→ Records supplied:

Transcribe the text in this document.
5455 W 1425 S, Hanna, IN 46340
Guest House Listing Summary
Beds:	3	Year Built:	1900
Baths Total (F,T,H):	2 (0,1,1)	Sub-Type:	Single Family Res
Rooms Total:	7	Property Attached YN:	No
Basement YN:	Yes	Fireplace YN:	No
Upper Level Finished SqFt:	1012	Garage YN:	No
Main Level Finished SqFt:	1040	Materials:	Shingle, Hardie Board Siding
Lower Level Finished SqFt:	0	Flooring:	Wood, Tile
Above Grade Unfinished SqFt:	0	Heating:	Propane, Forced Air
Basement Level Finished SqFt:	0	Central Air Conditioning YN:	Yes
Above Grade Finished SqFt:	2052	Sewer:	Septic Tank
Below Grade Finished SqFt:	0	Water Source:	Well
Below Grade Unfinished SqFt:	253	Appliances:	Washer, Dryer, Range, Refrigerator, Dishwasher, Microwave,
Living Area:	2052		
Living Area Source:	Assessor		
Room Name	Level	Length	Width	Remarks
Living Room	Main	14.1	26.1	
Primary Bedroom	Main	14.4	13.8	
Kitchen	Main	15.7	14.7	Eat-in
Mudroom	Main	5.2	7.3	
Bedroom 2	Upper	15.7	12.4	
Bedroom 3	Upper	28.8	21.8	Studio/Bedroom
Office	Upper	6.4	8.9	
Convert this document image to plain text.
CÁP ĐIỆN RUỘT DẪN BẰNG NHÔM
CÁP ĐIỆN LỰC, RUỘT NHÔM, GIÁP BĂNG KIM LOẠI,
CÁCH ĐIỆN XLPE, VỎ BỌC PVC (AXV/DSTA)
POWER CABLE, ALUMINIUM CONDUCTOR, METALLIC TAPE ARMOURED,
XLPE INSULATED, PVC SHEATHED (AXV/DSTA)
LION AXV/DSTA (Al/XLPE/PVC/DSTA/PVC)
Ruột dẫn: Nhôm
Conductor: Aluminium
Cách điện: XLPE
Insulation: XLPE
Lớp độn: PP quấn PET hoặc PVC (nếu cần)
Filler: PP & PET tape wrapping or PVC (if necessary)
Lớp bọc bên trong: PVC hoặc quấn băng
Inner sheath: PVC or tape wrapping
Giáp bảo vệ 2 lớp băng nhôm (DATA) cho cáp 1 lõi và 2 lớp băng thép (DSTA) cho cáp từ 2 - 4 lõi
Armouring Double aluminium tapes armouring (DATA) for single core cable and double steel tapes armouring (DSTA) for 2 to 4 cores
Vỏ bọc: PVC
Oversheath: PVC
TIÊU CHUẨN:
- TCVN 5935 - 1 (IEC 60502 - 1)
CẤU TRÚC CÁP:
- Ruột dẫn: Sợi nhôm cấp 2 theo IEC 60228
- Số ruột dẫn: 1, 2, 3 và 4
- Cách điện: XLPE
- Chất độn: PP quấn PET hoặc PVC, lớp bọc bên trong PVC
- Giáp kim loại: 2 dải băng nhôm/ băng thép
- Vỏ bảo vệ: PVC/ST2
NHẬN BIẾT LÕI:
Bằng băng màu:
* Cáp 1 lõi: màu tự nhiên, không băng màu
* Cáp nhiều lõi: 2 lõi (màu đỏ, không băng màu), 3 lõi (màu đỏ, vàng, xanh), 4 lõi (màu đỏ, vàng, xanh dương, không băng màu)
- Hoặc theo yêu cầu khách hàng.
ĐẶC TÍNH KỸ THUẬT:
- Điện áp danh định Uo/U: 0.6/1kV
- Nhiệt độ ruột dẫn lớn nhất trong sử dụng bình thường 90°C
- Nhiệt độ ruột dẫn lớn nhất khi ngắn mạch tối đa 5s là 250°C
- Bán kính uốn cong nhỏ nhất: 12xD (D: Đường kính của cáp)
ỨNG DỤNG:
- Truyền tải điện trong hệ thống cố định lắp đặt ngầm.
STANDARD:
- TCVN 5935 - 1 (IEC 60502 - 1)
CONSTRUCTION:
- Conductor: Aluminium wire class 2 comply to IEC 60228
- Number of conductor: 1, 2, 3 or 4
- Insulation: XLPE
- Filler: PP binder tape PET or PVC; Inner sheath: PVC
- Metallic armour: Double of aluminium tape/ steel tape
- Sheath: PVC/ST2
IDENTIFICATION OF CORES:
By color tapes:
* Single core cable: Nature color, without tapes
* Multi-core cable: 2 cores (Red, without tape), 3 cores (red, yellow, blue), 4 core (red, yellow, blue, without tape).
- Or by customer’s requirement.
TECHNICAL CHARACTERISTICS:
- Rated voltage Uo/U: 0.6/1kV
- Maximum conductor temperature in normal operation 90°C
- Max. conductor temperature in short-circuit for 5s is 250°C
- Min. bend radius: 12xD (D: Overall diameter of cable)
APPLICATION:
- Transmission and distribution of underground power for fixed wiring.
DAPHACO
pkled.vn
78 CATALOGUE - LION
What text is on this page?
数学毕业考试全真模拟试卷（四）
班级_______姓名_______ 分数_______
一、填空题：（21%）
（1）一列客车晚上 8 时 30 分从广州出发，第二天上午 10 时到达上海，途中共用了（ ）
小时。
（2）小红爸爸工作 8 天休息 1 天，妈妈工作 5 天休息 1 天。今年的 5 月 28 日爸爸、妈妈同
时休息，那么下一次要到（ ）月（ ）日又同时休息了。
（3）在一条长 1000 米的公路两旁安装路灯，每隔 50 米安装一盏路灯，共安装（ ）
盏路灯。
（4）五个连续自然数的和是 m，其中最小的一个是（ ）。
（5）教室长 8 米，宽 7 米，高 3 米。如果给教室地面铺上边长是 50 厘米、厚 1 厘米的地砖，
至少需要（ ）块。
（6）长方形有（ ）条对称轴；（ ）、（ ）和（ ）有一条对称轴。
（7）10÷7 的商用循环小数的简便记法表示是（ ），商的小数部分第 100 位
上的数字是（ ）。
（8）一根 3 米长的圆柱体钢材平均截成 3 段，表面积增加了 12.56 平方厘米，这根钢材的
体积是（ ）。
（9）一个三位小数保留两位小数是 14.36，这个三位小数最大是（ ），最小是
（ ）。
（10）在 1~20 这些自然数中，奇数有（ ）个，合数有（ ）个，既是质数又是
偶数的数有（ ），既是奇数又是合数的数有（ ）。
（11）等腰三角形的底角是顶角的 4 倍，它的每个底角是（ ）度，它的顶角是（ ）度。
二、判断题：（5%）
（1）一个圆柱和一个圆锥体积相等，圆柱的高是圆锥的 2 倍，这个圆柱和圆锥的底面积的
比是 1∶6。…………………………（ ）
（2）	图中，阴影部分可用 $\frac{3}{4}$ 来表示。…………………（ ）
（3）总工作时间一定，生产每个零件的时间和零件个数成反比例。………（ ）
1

→ What is expected: Write out the entire listing exactly.

→ Answer to the problem:
Transcribe the text in this document.
5455 W 1425 S, Hanna, IN 46340
Guest House Listing Summary
Beds:	3	Year Built:	1900
Baths Total (F,T,H):	2 (0,1,1)	Sub-Type:	Single Family Res
Rooms Total:	7	Property Attached YN:	No
Basement YN:	Yes	Fireplace YN:	No
Upper Level Finished SqFt:	1012	Garage YN:	No
Main Level Finished SqFt:	1040	Materials:	Shingle, Hardie Board Siding
Lower Level Finished SqFt:	0	Flooring:	Wood, Tile
Above Grade Unfinished SqFt:	0	Heating:	Propane, Forced Air
Basement Level Finished SqFt:	0	Central Air Conditioning YN:	Yes
Above Grade Finished SqFt:	2052	Sewer:	Septic Tank
Below Grade Finished SqFt:	0	Water Source:	Well
Below Grade Unfinished SqFt:	253	Appliances:	Washer, Dryer, Range, Refrigerator, Dishwasher, Microwave,
Living Area:	2052		
Living Area Source:	Assessor		
Room Name	Level	Length	Width	Remarks
Living Room	Main	14.1	26.1	
Primary Bedroom	Main	14.4	13.8	
Kitchen	Main	15.7	14.7	Eat-in
Mudroom	Main	5.2	7.3	
Bedroom 2	Upper	15.7	12.4	
Bedroom 3	Upper	28.8	21.8	Studio/Bedroom
Office	Upper	6.4	8.9	
Convert this document image to plain text.
CÁP ĐIỆN RUỘT DẪN BẰNG NHÔM
CÁP ĐIỆN LỰC, RUỘT NHÔM, GIÁP BĂNG KIM LOẠI,
CÁCH ĐIỆN XLPE, VỎ BỌC PVC (AXV/DSTA)
POWER CABLE, ALUMINIUM CONDUCTOR, METALLIC TAPE ARMOURED,
XLPE INSULATED, PVC SHEATHED (AXV/DSTA)
LION AXV/DSTA (Al/XLPE/PVC/DSTA/PVC)
Ruột dẫn: Nhôm
Conductor: Aluminium
Cách điện: XLPE
Insulation: XLPE
Lớp độn: PP quấn PET hoặc PVC (nếu cần)
Filler: PP & PET tape wrapping or PVC (if necessary)
Lớp bọc bên trong: PVC hoặc quấn băng
Inner sheath: PVC or tape wrapping
Giáp bảo vệ 2 lớp băng nhôm (DATA) cho cáp 1 lõi và 2 lớp băng thép (DSTA) cho cáp từ 2 - 4 lõi
Armouring Double aluminium tapes armouring (DATA) for single core cable and double steel tapes armouring (DSTA) for 2 to 4 cores
Vỏ bọc: PVC
Oversheath: PVC
TIÊU CHUẨN:
- TCVN 5935 - 1 (IEC 60502 - 1)
CẤU TRÚC CÁP:
- Ruột dẫn: Sợi nhôm cấp 2 theo IEC 60228
- Số ruột dẫn: 1, 2, 3 và 4
- Cách điện: XLPE
- Chất độn: PP quấn PET hoặc PVC, lớp bọc bên trong PVC
- Giáp kim loại: 2 dải băng nhôm/ băng thép
- Vỏ bảo vệ: PVC/ST2
NHẬN BIẾT LÕI:
Bằng băng màu:
* Cáp 1 lõi: màu tự nhiên, không băng màu
* Cáp nhiều lõi: 2 lõi (màu đỏ, không băng màu), 3 lõi (màu đỏ, vàng, xanh), 4 lõi (màu đỏ, vàng, xanh dương, không băng màu)
- Hoặc theo yêu cầu khách hàng.
ĐẶC TÍNH KỸ THUẬT:
- Điện áp danh định Uo/U: 0.6/1kV
- Nhiệt độ ruột dẫn lớn nhất trong sử dụng bình thường 90°C
- Nhiệt độ ruột dẫn lớn nhất khi ngắn mạch tối đa 5s là 250°C
- Bán kính uốn cong nhỏ nhất: 12xD (D: Đường kính của cáp)
ỨNG DỤNG:
- Truyền tải điện trong hệ thống cố định lắp đặt ngầm.
STANDARD:
- TCVN 5935 - 1 (IEC 60502 - 1)
CONSTRUCTION:
- Conductor: Aluminium wire class 2 comply to IEC 60228
- Number of conductor: 1, 2, 3 or 4
- Insulation: XLPE
- Filler: PP binder tape PET or PVC; Inner sheath: PVC
- Metallic armour: Double of aluminium tape/ steel tape
- Sheath: PVC/ST2
IDENTIFICATION OF CORES:
By color tapes:
* Single core cable: Nature color, without tapes
* Multi-core cable: 2 cores (Red, without tape), 3 cores (red, yellow, blue), 4 core (red, yellow, blue, without tape).
- Or by customer’s requirement.
TECHNICAL CHARACTERISTICS:
- Rated voltage Uo/U: 0.6/1kV
- Maximum conductor temperature in normal operation 90°C
- Max. conductor temperature in short-circuit for 5s is 250°C
- Min. bend radius: 12xD (D: Overall diameter of cable)
APPLICATION:
- Transmission and distribution of underground power for fixed wiring.
DAPHACO
pkled.vn
78 CATALOGUE - LION
What text is on this page?
数学毕业考试全真模拟试卷（四）
班级_______姓名_______ 分数_______
一、填空题：（21%）
（1）一列客车晚上 8 时 30 分从广州出发，第二天上午 10 时到达上海，途中共用了（ ）
小时。
（2）小红爸爸工作 8 天休息 1 天，妈妈工作 5 天休息 1 天。今年的 5 月 28 日爸爸、妈妈同
时休息，那么下一次要到（ ）月（ ）日又同时休息了。
（3）在一条长 1000 米的公路两旁安装路灯，每隔 50 米安装一盏路灯，共安装（ ）
盏路灯。
（4）五个连续自然数的和是 m，其中最小的一个是（ ）。
（5）教室长 8 米，宽 7 米，高 3 米。如果给教室地面铺上边长是 50 厘米、厚 1 厘米的地砖，
至少需要（ ）块。
（6）长方形有（ ）条对称轴；（ ）、（ ）和（ ）有一条对称轴。
（7）10÷7 的商用循环小数的简便记法表示是（ ），商的小数部分第 100 位
上的数字是（ ）。
（8）一根 3 米长的圆柱体钢材平均截成 3 段，表面积增加了 12.56 平方厘米，这根钢材的
体积是（ ）。
（9）一个三位小数保留两位小数是 14.36，这个三位小数最大是（ ），最小是
（ ）。
（10）在 1~20 这些自然数中，奇数有（ ）个，合数有（ ）个，既是质数又是
偶数的数有（ ），既是奇数又是合数的数有（ ）。
（11）等腰三角形的底角是顶角的 4 倍，它的每个底角是（ ）度，它的顶角是（ ）度。
二、判断题：（5%）
（1）一个圆柱和一个圆锥体积相等，圆柱的高是圆锥的 2 倍，这个圆柱和圆锥的底面积的
比是 1∶6。…………………………（ ）
（2）	图中，阴影部分可用 $\frac{3}{4}$ 来表示。…………………（ ）
（3）总工作时间一定，生产每个零件的时间和零件个数成反比例。………（ ）
1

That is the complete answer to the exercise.